## Directions for this task
Using the records below, locate all lines containing "site" and return them.

-- START Available records --

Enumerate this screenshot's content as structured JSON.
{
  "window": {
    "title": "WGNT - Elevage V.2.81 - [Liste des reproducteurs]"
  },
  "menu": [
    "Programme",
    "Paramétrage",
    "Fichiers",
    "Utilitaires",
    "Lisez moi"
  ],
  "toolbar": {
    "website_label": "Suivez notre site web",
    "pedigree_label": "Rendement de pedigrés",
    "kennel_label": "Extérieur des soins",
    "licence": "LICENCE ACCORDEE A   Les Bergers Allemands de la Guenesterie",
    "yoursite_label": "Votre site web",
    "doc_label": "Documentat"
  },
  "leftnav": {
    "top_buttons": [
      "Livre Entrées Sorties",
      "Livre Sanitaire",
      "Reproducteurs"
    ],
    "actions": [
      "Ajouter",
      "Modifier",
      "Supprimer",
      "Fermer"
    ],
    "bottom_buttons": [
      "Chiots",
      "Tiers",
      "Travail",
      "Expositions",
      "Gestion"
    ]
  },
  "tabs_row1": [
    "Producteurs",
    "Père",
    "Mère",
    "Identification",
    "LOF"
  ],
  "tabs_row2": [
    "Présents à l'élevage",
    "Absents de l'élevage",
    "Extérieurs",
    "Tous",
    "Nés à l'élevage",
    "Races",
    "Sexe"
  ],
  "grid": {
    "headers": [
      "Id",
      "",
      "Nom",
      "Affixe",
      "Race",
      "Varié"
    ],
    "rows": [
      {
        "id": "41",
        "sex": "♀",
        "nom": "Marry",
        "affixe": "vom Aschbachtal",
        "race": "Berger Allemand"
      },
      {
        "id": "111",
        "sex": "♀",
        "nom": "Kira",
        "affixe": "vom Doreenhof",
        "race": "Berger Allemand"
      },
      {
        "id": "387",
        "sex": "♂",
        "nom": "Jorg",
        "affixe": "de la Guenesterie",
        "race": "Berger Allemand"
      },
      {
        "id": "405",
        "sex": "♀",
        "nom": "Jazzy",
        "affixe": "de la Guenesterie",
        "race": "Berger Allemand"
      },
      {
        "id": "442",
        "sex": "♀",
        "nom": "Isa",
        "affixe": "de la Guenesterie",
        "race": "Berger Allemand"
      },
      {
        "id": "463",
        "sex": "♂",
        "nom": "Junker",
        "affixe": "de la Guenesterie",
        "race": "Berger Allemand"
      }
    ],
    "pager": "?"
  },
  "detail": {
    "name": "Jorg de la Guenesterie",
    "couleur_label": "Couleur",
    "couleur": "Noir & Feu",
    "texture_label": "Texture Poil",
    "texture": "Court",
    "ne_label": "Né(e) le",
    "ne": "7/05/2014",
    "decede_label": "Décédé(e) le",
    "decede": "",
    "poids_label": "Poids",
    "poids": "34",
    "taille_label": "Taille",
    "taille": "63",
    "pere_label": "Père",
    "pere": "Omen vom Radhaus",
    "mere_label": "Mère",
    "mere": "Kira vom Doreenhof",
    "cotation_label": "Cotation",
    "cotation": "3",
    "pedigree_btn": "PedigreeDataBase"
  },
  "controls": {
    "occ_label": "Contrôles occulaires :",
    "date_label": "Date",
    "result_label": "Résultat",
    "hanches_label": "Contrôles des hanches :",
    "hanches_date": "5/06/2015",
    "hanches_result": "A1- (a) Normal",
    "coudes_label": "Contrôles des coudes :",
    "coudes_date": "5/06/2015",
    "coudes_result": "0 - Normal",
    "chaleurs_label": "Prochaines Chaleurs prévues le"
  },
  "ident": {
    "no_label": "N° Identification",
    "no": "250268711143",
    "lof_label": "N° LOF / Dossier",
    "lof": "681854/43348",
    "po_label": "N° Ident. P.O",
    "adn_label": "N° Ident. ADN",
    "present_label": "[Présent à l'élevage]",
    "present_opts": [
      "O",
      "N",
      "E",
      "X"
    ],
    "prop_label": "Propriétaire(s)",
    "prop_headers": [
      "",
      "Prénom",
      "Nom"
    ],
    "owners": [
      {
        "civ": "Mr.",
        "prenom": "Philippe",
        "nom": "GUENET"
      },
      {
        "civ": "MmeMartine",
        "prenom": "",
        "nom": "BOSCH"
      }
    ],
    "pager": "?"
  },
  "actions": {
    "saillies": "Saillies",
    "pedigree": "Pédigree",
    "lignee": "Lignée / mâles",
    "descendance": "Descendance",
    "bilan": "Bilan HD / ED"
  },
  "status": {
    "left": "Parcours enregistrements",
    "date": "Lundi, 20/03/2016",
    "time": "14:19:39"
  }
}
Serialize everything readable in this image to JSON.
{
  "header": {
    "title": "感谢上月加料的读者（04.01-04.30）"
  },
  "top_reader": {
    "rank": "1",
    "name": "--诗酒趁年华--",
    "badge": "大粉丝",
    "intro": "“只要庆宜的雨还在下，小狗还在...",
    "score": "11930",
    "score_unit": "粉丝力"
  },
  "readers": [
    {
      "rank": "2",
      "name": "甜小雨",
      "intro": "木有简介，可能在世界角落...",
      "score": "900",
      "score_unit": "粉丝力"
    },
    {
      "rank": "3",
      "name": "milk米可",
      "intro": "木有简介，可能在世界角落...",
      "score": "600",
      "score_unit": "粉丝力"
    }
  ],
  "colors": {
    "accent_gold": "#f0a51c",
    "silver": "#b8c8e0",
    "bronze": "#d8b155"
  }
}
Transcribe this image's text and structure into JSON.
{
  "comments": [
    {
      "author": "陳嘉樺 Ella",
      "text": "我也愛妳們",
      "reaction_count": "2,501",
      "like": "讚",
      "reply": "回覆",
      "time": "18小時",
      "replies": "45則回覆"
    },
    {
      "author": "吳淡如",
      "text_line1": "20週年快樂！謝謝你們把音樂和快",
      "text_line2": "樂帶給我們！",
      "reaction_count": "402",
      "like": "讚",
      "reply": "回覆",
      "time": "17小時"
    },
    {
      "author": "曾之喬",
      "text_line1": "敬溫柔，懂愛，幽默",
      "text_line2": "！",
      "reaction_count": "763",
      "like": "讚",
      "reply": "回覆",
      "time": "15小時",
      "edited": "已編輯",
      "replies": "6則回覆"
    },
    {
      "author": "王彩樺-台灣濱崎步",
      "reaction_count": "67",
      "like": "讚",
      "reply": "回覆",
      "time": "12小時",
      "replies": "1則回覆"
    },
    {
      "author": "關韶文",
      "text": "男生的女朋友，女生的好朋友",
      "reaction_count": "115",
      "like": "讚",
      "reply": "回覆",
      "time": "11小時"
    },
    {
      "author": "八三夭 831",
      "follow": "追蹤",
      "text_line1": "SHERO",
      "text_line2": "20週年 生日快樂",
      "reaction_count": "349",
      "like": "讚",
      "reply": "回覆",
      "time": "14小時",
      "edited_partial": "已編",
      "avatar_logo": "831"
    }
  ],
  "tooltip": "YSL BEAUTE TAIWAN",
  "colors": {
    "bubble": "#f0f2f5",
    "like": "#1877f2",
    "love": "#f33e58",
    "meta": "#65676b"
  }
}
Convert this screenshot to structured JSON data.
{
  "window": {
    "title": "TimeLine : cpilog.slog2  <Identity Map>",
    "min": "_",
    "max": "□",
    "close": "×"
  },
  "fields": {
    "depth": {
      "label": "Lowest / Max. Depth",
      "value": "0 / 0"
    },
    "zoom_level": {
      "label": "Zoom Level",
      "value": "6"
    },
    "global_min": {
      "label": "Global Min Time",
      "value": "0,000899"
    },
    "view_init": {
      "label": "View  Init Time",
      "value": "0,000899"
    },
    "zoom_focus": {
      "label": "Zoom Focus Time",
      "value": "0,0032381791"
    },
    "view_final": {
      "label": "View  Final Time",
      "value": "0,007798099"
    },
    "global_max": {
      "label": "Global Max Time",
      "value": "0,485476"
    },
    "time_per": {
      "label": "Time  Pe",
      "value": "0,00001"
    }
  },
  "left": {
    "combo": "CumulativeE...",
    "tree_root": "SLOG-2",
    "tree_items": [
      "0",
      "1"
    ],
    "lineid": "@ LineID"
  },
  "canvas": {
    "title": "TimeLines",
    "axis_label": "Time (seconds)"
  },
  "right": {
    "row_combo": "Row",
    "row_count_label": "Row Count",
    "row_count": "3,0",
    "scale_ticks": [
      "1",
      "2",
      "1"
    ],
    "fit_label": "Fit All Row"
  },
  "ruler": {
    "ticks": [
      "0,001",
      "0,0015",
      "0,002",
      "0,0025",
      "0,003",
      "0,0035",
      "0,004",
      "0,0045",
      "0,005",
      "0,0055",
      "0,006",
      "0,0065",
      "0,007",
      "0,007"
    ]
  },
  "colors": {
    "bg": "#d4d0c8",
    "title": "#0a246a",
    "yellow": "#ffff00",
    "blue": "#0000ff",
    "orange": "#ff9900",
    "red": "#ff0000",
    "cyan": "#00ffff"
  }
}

-- END Available records --

## Written answer
    "website_label": "Suivez notre site web",
    "yoursite_label": "Votre site web",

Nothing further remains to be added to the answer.